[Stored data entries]
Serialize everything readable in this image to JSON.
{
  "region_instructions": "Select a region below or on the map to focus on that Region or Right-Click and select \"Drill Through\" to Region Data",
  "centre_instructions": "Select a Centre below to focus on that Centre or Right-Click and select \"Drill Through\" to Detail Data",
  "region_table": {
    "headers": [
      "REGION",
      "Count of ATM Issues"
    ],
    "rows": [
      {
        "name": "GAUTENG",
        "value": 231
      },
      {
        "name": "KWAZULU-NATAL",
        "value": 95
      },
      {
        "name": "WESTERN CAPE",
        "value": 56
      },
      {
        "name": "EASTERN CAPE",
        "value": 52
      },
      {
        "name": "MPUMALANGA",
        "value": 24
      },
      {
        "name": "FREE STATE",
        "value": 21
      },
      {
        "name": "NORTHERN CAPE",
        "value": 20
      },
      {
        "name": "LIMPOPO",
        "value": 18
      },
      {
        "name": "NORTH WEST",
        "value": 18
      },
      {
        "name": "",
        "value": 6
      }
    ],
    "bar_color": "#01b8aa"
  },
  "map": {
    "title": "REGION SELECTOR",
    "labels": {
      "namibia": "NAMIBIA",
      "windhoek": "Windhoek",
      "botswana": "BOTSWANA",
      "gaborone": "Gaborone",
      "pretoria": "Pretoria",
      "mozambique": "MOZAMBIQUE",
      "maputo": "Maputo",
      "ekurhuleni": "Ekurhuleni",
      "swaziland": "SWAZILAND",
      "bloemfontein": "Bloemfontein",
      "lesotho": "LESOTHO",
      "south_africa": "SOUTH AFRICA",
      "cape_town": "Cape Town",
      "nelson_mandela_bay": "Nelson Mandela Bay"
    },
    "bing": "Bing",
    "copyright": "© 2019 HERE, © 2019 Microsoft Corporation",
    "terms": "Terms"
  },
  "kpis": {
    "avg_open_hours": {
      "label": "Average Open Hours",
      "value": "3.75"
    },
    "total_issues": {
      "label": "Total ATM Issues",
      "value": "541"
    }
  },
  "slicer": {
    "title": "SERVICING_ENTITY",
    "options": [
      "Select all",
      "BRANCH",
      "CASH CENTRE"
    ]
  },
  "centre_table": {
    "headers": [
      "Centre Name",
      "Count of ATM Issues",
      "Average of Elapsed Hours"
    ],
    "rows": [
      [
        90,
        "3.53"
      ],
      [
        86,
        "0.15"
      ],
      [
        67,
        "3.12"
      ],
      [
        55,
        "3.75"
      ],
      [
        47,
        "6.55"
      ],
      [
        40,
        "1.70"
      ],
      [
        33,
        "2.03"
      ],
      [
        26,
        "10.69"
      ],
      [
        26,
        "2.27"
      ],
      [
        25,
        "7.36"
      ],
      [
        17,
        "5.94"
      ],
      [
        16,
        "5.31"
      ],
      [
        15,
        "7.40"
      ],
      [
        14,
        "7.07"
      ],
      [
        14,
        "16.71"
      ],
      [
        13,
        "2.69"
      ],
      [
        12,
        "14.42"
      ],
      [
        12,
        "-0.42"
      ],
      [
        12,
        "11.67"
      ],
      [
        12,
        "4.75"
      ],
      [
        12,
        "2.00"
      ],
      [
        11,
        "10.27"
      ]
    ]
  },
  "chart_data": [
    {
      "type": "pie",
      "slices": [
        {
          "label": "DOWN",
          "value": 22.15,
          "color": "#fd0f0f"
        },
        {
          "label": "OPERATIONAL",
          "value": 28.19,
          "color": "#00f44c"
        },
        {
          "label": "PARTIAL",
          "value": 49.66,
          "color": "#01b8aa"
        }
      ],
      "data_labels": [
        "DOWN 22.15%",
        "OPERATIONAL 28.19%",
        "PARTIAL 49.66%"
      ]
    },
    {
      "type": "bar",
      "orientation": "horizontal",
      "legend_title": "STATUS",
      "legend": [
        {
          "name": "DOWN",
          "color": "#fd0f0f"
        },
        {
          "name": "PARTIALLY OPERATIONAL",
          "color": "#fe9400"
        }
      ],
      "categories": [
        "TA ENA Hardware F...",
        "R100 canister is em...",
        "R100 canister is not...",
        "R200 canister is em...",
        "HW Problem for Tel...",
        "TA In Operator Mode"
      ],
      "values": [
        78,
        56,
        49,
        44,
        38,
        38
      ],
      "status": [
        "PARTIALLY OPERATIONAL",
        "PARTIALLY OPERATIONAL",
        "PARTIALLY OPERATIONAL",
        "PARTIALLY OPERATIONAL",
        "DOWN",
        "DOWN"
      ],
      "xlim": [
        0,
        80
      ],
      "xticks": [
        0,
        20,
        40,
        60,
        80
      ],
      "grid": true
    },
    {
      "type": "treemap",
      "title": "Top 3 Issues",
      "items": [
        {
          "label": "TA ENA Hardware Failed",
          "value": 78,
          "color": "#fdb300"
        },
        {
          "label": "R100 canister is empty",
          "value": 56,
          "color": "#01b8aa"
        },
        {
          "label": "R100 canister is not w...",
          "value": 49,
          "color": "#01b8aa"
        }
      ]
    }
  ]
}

▶ [WHAT THE EXERCISE ASKS]:
The listing above must be transcribed exactly, line by line.

▶ [PROBLEM SOLUTION]:
Serialize everything readable in this image to JSON.
{
  "region_instructions": "Select a region below or on the map to focus on that Region or Right-Click and select \"Drill Through\" to Region Data",
  "centre_instructions": "Select a Centre below to focus on that Centre or Right-Click and select \"Drill Through\" to Detail Data",
  "region_table": {
    "headers": [
      "REGION",
      "Count of ATM Issues"
    ],
    "rows": [
      {
        "name": "GAUTENG",
        "value": 231
      },
      {
        "name": "KWAZULU-NATAL",
        "value": 95
      },
      {
        "name": "WESTERN CAPE",
        "value": 56
      },
      {
        "name": "EASTERN CAPE",
        "value": 52
      },
      {
        "name": "MPUMALANGA",
        "value": 24
      },
      {
        "name": "FREE STATE",
        "value": 21
      },
      {
        "name": "NORTHERN CAPE",
        "value": 20
      },
      {
        "name": "LIMPOPO",
        "value": 18
      },
      {
        "name": "NORTH WEST",
        "value": 18
      },
      {
        "name": "",
        "value": 6
      }
    ],
    "bar_color": "#01b8aa"
  },
  "map": {
    "title": "REGION SELECTOR",
    "labels": {
      "namibia": "NAMIBIA",
      "windhoek": "Windhoek",
      "botswana": "BOTSWANA",
      "gaborone": "Gaborone",
      "pretoria": "Pretoria",
      "mozambique": "MOZAMBIQUE",
      "maputo": "Maputo",
      "ekurhuleni": "Ekurhuleni",
      "swaziland": "SWAZILAND",
      "bloemfontein": "Bloemfontein",
      "lesotho": "LESOTHO",
      "south_africa": "SOUTH AFRICA",
      "cape_town": "Cape Town",
      "nelson_mandela_bay": "Nelson Mandela Bay"
    },
    "bing": "Bing",
    "copyright": "© 2019 HERE, © 2019 Microsoft Corporation",
    "terms": "Terms"
  },
  "kpis": {
    "avg_open_hours": {
      "label": "Average Open Hours",
      "value": "3.75"
    },
    "total_issues": {
      "label": "Total ATM Issues",
      "value": "541"
    }
  },
  "slicer": {
    "title": "SERVICING_ENTITY",
    "options": [
      "Select all",
      "BRANCH",
      "CASH CENTRE"
    ]
  },
  "centre_table": {
    "headers": [
      "Centre Name",
      "Count of ATM Issues",
      "Average of Elapsed Hours"
    ],
    "rows": [
      [
        90,
        "3.53"
      ],
      [
        86,
        "0.15"
      ],
      [
        67,
        "3.12"
      ],
      [
        55,
        "3.75"
      ],
      [
        47,
        "6.55"
      ],
      [
        40,
        "1.70"
      ],
      [
        33,
        "2.03"
      ],
      [
        26,
        "10.69"
      ],
      [
        26,
        "2.27"
      ],
      [
        25,
        "7.36"
      ],
      [
        17,
        "5.94"
      ],
      [
        16,
        "5.31"
      ],
      [
        15,
        "7.40"
      ],
      [
        14,
        "7.07"
      ],
      [
        14,
        "16.71"
      ],
      [
        13,
        "2.69"
      ],
      [
        12,
        "14.42"
      ],
      [
        12,
        "-0.42"
      ],
      [
        12,
        "11.67"
      ],
      [
        12,
        "4.75"
      ],
      [
        12,
        "2.00"
      ],
      [
        11,
        "10.27"
      ]
    ]
  },
  "chart_data": [
    {
      "type": "pie",
      "slices": [
        {
          "label": "DOWN",
          "value": 22.15,
          "color": "#fd0f0f"
        },
        {
          "label": "OPERATIONAL",
          "value": 28.19,
          "color": "#00f44c"
        },
        {
          "label": "PARTIAL",
          "value": 49.66,
          "color": "#01b8aa"
        }
      ],
      "data_labels": [
        "DOWN 22.15%",
        "OPERATIONAL 28.19%",
        "PARTIAL 49.66%"
      ]
    },
    {
      "type": "bar",
      "orientation": "horizontal",
      "legend_title": "STATUS",
      "legend": [
        {
          "name": "DOWN",
          "color": "#fd0f0f"
        },
        {
          "name": "PARTIALLY OPERATIONAL",
          "color": "#fe9400"
        }
      ],
      "categories": [
        "TA ENA Hardware F...",
        "R100 canister is em...",
        "R100 canister is not...",
        "R200 canister is em...",
        "HW Problem for Tel...",
        "TA In Operator Mode"
      ],
      "values": [
        78,
        56,
        49,
        44,
        38,
        38
      ],
      "status": [
        "PARTIALLY OPERATIONAL",
        "PARTIALLY OPERATIONAL",
        "PARTIALLY OPERATIONAL",
        "PARTIALLY OPERATIONAL",
        "DOWN",
        "DOWN"
      ],
      "xlim": [
        0,
        80
      ],
      "xticks": [
        0,
        20,
        40,
        60,
        80
      ],
      "grid": true
    },
    {
      "type": "treemap",
      "title": "Top 3 Issues",
      "items": [
        {
          "label": "TA ENA Hardware Failed",
          "value": 78,
          "color": "#fdb300"
        },
        {
          "label": "R100 canister is empty",
          "value": 56,
          "color": "#01b8aa"
        },
        {
          "label": "R100 canister is not w...",
          "value": 49,
          "color": "#01b8aa"
        }
      ]
    }
  ]
}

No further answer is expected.